# Records that describe figures
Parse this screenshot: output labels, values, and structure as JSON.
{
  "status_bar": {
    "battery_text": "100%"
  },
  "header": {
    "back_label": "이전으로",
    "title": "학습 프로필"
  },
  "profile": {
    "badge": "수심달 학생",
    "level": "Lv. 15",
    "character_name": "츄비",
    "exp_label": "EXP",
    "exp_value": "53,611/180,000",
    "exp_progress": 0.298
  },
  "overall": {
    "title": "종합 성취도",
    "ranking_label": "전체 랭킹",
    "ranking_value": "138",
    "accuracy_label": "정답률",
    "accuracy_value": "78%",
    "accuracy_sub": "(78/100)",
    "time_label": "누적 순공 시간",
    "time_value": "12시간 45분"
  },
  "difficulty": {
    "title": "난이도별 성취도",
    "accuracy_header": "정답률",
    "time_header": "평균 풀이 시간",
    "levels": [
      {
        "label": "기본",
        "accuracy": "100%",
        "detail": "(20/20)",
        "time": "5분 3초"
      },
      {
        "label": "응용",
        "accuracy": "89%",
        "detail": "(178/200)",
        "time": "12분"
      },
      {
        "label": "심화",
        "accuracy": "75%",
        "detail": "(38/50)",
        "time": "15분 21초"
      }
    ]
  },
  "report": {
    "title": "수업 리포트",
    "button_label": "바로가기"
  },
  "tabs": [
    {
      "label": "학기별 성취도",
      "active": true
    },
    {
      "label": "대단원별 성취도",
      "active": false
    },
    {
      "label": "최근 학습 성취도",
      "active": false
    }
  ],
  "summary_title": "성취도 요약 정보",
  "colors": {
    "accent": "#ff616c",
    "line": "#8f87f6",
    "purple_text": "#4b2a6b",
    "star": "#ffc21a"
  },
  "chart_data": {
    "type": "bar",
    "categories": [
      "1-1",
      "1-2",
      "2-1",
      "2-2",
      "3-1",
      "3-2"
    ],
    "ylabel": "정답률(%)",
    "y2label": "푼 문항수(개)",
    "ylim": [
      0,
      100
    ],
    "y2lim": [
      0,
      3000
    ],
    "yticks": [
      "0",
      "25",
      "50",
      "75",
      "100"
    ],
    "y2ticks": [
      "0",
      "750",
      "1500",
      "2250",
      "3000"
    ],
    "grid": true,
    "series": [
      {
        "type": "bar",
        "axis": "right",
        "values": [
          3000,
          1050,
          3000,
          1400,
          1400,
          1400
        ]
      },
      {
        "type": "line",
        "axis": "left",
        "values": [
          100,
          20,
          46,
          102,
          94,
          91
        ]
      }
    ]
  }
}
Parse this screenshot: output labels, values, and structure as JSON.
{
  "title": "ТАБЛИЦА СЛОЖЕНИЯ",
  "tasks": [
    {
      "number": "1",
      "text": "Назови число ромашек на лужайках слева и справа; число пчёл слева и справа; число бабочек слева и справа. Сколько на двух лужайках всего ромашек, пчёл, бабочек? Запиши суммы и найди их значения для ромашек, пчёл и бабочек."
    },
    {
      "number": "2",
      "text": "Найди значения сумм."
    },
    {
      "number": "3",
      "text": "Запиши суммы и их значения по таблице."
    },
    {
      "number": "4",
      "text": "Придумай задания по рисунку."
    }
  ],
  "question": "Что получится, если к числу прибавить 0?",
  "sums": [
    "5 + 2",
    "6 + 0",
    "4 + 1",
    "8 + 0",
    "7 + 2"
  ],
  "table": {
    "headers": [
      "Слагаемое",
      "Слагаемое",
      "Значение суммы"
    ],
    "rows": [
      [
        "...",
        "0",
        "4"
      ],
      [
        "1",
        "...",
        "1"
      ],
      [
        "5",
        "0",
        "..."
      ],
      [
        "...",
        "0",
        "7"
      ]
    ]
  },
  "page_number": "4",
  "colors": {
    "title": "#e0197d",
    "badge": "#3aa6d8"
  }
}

# Objective
Retype each record exactly, leaving nothing out.

# Answer below
Parse this screenshot: output labels, values, and structure as JSON.
{
  "status_bar": {
    "battery_text": "100%"
  },
  "header": {
    "back_label": "이전으로",
    "title": "학습 프로필"
  },
  "profile": {
    "badge": "수심달 학생",
    "level": "Lv. 15",
    "character_name": "츄비",
    "exp_label": "EXP",
    "exp_value": "53,611/180,000",
    "exp_progress": 0.298
  },
  "overall": {
    "title": "종합 성취도",
    "ranking_label": "전체 랭킹",
    "ranking_value": "138",
    "accuracy_label": "정답률",
    "accuracy_value": "78%",
    "accuracy_sub": "(78/100)",
    "time_label": "누적 순공 시간",
    "time_value": "12시간 45분"
  },
  "difficulty": {
    "title": "난이도별 성취도",
    "accuracy_header": "정답률",
    "time_header": "평균 풀이 시간",
    "levels": [
      {
        "label": "기본",
        "accuracy": "100%",
        "detail": "(20/20)",
        "time": "5분 3초"
      },
      {
        "label": "응용",
        "accuracy": "89%",
        "detail": "(178/200)",
        "time": "12분"
      },
      {
        "label": "심화",
        "accuracy": "75%",
        "detail": "(38/50)",
        "time": "15분 21초"
      }
    ]
  },
  "report": {
    "title": "수업 리포트",
    "button_label": "바로가기"
  },
  "tabs": [
    {
      "label": "학기별 성취도",
      "active": true
    },
    {
      "label": "대단원별 성취도",
      "active": false
    },
    {
      "label": "최근 학습 성취도",
      "active": false
    }
  ],
  "summary_title": "성취도 요약 정보",
  "colors": {
    "accent": "#ff616c",
    "line": "#8f87f6",
    "purple_text": "#4b2a6b",
    "star": "#ffc21a"
  },
  "chart_data": {
    "type": "bar",
    "categories": [
      "1-1",
      "1-2",
      "2-1",
      "2-2",
      "3-1",
      "3-2"
    ],
    "ylabel": "정답률(%)",
    "y2label": "푼 문항수(개)",
    "ylim": [
      0,
      100
    ],
    "y2lim": [
      0,
      3000
    ],
    "yticks": [
      "0",
      "25",
      "50",
      "75",
      "100"
    ],
    "y2ticks": [
      "0",
      "750",
      "1500",
      "2250",
      "3000"
    ],
    "grid": true,
    "series": [
      {
        "type": "bar",
        "axis": "right",
        "values": [
          3000,
          1050,
          3000,
          1400,
          1400,
          1400
        ]
      },
      {
        "type": "line",
        "axis": "left",
        "values": [
          100,
          20,
          46,
          102,
          94,
          91
        ]
      }
    ]
  }
}
Parse this screenshot: output labels, values, and structure as JSON.
{
  "title": "ТАБЛИЦА СЛОЖЕНИЯ",
  "tasks": [
    {
      "number": "1",
      "text": "Назови число ромашек на лужайках слева и справа; число пчёл слева и справа; число бабочек слева и справа. Сколько на двух лужайках всего ромашек, пчёл, бабочек? Запиши суммы и найди их значения для ромашек, пчёл и бабочек."
    },
    {
      "number": "2",
      "text": "Найди значения сумм."
    },
    {
      "number": "3",
      "text": "Запиши суммы и их значения по таблице."
    },
    {
      "number": "4",
      "text": "Придумай задания по рисунку."
    }
  ],
  "question": "Что получится, если к числу прибавить 0?",
  "sums": [
    "5 + 2",
    "6 + 0",
    "4 + 1",
    "8 + 0",
    "7 + 2"
  ],
  "table": {
    "headers": [
      "Слагаемое",
      "Слагаемое",
      "Значение суммы"
    ],
    "rows": [
      [
        "...",
        "0",
        "4"
      ],
      [
        "1",
        "...",
        "1"
      ],
      [
        "5",
        "0",
        "..."
      ],
      [
        "...",
        "0",
        "7"
      ]
    ]
  },
  "page_number": "4",
  "colors": {
    "title": "#e0197d",
    "badge": "#3aa6d8"
  }
}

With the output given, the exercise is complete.